(Extracted data entries)
..........

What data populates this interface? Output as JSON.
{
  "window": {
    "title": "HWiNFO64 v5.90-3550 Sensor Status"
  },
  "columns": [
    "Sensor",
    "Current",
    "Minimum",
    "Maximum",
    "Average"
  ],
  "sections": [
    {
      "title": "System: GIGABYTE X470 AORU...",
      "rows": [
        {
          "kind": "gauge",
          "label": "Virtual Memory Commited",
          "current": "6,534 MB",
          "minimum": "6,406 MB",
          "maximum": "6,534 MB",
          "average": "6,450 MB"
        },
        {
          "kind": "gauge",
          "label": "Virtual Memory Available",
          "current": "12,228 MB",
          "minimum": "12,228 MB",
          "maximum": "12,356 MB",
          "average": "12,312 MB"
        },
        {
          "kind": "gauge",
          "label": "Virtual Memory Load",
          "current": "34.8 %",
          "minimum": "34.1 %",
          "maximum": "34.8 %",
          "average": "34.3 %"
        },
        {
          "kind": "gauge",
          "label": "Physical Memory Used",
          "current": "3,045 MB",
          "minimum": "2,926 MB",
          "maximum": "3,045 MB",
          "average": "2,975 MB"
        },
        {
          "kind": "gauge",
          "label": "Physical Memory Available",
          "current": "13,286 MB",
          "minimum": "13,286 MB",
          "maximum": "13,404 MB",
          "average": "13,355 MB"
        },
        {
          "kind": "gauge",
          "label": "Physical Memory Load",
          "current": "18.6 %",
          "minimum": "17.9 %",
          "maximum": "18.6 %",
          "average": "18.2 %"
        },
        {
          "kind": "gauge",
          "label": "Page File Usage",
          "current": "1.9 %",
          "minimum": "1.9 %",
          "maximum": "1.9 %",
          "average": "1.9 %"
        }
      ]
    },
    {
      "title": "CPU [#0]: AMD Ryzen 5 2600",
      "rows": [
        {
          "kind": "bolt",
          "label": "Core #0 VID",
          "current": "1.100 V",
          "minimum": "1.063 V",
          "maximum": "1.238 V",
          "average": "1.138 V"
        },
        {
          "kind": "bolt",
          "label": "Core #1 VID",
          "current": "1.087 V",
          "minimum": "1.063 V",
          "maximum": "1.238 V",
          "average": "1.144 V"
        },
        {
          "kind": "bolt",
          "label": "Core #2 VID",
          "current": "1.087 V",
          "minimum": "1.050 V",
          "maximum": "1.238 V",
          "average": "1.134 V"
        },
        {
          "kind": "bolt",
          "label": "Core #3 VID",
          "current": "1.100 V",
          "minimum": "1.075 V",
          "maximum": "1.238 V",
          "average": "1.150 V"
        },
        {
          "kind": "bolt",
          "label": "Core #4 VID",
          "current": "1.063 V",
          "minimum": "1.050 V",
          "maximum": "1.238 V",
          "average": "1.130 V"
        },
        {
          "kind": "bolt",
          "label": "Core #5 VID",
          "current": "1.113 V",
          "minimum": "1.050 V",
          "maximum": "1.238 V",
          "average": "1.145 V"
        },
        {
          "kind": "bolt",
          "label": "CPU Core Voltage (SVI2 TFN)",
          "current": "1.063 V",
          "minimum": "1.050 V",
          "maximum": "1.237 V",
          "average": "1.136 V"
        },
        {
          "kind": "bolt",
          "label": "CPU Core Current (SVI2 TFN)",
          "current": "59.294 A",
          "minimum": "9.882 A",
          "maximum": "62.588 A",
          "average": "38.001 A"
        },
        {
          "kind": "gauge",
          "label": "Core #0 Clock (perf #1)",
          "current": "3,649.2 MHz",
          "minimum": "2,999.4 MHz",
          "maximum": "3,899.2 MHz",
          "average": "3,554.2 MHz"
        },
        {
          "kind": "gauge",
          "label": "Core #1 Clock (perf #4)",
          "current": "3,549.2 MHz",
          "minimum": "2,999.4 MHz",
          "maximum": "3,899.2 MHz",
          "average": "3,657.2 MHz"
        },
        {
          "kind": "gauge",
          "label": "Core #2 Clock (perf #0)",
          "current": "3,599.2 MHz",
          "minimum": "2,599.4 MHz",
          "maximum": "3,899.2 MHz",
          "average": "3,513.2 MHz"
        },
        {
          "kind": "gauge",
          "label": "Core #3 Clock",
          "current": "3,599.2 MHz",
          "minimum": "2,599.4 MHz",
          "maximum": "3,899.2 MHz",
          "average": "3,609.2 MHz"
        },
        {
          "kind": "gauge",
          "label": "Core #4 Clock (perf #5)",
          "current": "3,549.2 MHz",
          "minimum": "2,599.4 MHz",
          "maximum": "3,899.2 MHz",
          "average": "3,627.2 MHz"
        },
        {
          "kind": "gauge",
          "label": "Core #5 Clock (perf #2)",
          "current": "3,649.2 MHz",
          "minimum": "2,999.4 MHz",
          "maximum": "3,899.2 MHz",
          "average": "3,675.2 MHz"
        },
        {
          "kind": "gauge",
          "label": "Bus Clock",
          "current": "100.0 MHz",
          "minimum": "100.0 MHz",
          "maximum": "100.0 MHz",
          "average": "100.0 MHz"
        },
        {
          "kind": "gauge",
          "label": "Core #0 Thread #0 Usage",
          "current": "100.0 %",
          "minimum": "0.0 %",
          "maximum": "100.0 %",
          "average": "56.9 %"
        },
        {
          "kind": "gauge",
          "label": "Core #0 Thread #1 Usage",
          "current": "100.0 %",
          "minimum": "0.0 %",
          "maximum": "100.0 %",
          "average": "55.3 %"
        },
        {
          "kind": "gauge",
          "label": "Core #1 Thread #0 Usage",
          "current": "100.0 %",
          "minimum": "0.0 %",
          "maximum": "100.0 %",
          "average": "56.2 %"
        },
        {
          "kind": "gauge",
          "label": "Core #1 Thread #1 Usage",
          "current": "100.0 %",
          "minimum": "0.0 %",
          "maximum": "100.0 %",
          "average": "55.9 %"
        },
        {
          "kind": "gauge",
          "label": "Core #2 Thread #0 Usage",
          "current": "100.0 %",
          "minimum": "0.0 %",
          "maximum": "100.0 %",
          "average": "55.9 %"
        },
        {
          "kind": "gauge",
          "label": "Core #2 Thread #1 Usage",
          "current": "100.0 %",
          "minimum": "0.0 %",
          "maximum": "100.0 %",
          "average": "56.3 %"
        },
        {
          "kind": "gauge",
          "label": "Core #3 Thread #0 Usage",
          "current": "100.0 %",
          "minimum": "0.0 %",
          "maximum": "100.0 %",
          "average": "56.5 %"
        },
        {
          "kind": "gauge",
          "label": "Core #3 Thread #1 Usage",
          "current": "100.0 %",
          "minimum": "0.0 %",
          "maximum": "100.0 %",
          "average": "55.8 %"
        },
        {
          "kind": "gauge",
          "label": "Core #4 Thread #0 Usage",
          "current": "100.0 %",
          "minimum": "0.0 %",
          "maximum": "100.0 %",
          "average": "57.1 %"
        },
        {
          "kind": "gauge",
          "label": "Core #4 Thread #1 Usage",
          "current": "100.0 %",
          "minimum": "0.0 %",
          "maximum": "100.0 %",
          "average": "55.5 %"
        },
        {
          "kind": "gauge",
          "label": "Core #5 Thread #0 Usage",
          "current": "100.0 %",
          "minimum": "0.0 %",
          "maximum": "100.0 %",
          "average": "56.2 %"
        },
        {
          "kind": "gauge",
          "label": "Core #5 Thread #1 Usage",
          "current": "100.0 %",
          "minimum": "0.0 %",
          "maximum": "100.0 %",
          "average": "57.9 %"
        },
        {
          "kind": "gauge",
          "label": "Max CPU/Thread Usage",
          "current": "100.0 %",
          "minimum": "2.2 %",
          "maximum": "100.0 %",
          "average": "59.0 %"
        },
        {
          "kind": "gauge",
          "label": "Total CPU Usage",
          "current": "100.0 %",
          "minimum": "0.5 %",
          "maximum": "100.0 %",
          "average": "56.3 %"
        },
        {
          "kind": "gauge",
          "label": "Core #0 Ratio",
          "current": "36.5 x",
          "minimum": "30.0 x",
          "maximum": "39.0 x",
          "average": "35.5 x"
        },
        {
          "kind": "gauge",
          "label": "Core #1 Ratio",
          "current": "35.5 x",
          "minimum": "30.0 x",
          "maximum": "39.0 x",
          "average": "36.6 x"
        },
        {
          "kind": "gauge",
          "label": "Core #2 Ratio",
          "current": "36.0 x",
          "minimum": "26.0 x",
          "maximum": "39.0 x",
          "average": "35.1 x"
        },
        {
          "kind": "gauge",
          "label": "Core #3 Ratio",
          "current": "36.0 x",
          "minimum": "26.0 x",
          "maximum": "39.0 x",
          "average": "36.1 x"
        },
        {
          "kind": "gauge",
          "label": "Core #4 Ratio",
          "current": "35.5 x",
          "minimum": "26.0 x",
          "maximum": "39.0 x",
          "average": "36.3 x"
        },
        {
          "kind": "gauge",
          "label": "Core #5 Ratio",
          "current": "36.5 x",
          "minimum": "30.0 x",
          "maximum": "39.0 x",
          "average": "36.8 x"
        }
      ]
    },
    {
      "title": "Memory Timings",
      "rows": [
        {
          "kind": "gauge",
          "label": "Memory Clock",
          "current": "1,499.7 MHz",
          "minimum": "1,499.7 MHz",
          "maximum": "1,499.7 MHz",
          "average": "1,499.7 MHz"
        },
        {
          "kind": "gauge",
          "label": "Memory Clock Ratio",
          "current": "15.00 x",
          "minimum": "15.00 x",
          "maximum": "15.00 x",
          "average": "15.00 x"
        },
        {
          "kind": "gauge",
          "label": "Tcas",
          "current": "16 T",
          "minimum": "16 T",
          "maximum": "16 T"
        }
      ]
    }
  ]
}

..........

* WHAT IS BEING ASKED
Look through the material above and pick out each line holding the word "Memory".

* SOLUTION TO THIS EXERCISE
          "label": "Virtual Memory Commited",
          "label": "Virtual Memory Available",
          "label": "Virtual Memory Load",
          "label": "Physical Memory Used",
          "label": "Physical Memory Available",
          "label": "Physical Memory Load",
      "title": "Memory Timings",
          "label": "Memory Clock",
          "label": "Memory Clock Ratio",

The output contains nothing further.